_Work instructions:_
Find the lines with the string "JSON" and return them.

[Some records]

****************

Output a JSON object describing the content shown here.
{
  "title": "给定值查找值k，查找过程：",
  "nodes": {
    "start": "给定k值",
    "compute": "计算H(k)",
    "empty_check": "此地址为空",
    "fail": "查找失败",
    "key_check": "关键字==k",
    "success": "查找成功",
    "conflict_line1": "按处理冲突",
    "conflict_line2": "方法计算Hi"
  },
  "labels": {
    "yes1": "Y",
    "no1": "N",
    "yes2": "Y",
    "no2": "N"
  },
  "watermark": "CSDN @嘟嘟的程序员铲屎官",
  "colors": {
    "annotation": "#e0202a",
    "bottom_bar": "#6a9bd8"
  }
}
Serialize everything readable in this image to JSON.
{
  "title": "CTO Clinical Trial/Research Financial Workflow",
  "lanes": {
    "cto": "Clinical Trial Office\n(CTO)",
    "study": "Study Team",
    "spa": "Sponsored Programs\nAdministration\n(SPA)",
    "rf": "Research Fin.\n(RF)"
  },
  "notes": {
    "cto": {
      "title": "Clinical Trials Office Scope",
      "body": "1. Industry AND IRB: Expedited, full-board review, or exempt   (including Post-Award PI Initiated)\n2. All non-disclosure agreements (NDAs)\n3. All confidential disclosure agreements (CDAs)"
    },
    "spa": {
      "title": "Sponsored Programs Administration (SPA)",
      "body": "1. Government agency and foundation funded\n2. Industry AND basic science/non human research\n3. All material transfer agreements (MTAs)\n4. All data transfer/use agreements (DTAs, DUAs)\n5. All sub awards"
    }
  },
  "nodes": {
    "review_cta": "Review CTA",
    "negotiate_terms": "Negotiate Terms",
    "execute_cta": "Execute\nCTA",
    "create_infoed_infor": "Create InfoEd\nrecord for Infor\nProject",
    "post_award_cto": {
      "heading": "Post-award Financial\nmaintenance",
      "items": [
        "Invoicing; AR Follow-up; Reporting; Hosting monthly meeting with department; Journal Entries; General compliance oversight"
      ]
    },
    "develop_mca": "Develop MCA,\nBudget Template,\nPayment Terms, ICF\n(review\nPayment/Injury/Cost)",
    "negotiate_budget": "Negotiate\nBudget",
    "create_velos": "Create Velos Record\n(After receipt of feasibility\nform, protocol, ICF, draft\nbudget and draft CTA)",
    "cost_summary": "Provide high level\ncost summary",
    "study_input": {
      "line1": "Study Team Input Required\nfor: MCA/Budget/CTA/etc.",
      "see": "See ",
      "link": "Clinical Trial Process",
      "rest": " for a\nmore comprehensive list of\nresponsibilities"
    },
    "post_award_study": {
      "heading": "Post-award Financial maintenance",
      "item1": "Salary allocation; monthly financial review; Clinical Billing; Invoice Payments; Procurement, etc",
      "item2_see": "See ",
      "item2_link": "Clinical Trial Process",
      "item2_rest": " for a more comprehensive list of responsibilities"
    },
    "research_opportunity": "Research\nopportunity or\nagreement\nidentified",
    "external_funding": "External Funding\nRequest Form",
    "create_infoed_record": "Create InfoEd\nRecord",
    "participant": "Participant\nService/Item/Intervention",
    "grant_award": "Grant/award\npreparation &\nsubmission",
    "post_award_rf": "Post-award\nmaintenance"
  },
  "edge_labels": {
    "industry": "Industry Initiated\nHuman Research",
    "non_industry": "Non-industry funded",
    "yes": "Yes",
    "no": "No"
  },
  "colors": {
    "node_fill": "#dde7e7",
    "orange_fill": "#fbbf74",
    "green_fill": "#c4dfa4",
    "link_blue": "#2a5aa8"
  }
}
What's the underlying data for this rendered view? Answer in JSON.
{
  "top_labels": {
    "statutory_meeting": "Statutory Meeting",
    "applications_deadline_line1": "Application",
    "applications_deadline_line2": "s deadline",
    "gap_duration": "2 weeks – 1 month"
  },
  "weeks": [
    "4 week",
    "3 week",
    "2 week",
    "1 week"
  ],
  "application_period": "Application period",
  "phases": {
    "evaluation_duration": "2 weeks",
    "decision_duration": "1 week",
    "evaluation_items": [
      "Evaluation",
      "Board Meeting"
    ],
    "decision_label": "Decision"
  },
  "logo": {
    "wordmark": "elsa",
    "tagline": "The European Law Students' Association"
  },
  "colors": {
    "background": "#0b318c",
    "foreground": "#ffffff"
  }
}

****************

_Solution to the problem:_
Output a JSON object describing the content shown here.
Serialize everything readable in this image to JSON.
What's the underlying data for this rendered view? Answer in JSON.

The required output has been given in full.